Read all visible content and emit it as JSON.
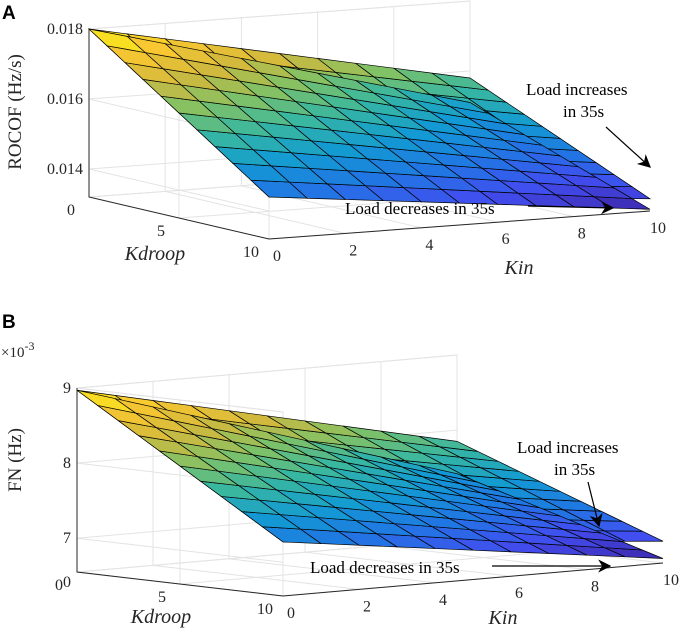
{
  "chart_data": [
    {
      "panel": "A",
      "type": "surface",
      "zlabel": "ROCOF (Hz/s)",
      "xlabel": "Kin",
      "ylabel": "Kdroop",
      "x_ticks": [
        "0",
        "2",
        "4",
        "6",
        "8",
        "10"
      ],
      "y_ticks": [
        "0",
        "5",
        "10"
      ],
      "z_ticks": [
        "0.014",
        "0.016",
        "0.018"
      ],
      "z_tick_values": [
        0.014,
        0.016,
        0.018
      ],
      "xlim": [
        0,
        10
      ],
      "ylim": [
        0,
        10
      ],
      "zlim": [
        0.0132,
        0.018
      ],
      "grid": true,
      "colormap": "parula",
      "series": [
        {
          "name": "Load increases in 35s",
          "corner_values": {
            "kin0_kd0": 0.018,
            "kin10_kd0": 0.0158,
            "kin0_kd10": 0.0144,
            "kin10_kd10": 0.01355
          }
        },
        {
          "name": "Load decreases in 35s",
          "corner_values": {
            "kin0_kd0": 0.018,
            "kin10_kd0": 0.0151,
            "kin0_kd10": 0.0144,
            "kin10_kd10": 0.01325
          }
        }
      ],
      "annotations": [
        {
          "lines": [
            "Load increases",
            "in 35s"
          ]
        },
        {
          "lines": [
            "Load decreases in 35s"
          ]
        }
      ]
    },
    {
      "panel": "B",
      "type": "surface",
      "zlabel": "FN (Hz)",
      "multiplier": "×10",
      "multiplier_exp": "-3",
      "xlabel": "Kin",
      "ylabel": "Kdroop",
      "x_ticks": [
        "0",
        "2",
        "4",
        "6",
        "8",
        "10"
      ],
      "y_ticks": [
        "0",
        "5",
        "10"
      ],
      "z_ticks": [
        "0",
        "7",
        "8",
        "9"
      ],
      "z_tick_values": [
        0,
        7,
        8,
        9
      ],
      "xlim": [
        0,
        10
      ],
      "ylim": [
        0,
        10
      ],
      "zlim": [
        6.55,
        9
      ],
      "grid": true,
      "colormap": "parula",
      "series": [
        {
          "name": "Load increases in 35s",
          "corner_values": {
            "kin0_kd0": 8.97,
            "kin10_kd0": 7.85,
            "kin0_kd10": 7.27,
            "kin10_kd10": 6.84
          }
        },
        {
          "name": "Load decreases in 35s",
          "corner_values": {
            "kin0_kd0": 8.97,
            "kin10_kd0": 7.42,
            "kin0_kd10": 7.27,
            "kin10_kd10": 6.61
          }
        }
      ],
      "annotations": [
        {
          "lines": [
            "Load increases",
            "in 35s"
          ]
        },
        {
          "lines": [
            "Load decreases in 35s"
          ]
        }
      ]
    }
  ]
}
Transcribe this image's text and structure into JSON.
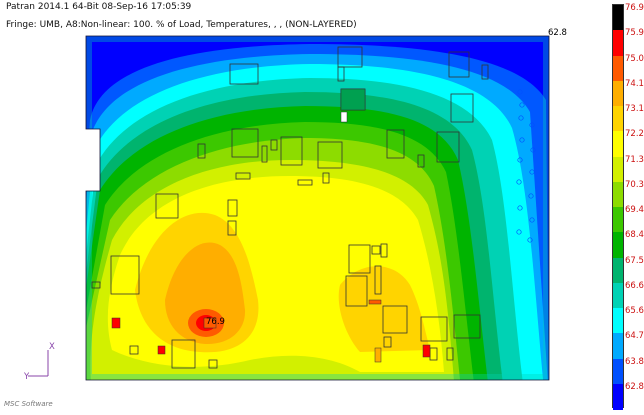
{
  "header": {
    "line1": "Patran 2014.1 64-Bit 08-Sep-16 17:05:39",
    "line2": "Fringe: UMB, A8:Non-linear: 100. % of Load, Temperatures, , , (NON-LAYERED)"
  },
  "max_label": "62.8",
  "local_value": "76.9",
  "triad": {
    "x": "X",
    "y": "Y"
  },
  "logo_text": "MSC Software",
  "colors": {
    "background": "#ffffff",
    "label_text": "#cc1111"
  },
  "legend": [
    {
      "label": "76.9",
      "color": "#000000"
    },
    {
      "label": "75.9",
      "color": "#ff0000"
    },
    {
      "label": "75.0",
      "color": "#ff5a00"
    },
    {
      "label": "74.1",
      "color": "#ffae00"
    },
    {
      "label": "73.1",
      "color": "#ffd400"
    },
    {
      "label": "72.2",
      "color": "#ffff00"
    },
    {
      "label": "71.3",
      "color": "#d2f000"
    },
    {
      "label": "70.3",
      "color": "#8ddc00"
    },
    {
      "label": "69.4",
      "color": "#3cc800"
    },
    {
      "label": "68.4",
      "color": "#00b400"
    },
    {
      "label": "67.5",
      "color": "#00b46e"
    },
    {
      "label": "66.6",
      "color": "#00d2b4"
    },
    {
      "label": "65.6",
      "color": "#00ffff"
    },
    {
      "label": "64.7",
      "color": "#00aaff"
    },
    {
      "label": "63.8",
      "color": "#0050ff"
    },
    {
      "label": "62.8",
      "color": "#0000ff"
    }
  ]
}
# # # # # # #
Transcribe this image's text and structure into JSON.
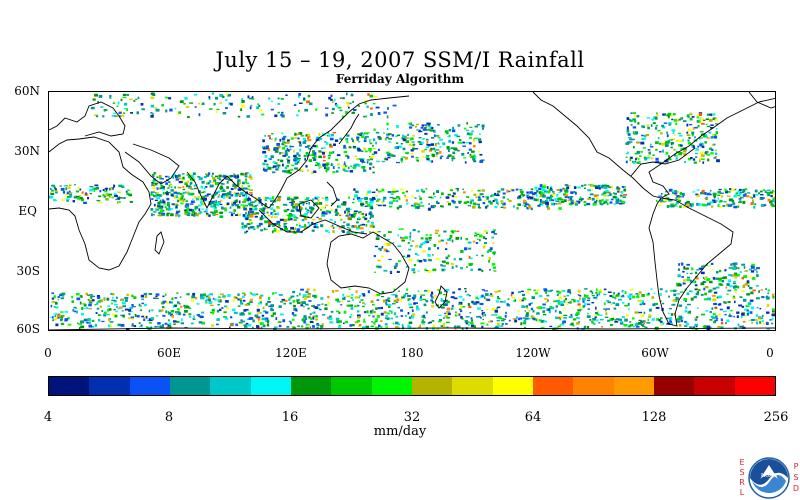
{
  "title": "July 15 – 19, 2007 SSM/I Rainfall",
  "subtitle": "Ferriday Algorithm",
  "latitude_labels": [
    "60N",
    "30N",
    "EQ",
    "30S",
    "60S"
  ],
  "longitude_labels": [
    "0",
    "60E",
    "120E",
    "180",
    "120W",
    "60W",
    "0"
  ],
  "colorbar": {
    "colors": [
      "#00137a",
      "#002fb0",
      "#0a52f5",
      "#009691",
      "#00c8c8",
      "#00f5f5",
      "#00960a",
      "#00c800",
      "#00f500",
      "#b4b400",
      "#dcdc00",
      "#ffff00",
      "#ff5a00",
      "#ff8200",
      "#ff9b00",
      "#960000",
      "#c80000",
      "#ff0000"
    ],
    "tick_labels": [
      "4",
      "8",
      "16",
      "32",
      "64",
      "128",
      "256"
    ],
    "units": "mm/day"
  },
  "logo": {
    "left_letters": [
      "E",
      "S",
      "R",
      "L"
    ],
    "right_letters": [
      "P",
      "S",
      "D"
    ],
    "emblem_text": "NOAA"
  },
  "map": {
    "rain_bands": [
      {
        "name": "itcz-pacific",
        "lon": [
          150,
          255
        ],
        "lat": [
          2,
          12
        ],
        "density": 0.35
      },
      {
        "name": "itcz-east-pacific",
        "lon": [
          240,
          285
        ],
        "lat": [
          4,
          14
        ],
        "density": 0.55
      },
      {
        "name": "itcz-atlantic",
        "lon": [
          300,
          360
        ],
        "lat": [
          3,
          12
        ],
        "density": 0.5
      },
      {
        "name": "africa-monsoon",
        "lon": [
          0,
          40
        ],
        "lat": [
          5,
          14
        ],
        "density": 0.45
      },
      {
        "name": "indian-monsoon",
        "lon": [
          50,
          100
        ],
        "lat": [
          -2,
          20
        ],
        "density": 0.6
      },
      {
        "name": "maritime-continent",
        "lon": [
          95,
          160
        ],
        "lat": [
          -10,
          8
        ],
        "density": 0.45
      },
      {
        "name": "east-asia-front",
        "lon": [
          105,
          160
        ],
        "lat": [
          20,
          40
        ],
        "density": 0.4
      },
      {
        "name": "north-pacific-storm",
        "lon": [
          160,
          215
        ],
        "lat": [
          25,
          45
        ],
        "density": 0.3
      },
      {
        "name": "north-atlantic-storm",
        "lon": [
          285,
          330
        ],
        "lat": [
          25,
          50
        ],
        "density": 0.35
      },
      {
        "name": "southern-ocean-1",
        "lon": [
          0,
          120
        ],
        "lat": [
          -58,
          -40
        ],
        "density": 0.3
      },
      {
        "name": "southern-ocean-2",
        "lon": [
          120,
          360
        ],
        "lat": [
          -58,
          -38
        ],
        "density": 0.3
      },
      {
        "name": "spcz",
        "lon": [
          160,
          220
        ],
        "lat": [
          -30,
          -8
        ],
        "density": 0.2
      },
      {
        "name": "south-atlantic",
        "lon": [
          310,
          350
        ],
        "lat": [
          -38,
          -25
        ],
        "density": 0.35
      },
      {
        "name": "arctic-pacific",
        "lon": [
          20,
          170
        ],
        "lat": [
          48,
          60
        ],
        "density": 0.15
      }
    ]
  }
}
# # # # # # #
--- REQUEST ---
Return every line above in which the string "monsoon" occurs.

--- ANSWER ---
        "name": "africa-monsoon",
        "name": "indian-monsoon",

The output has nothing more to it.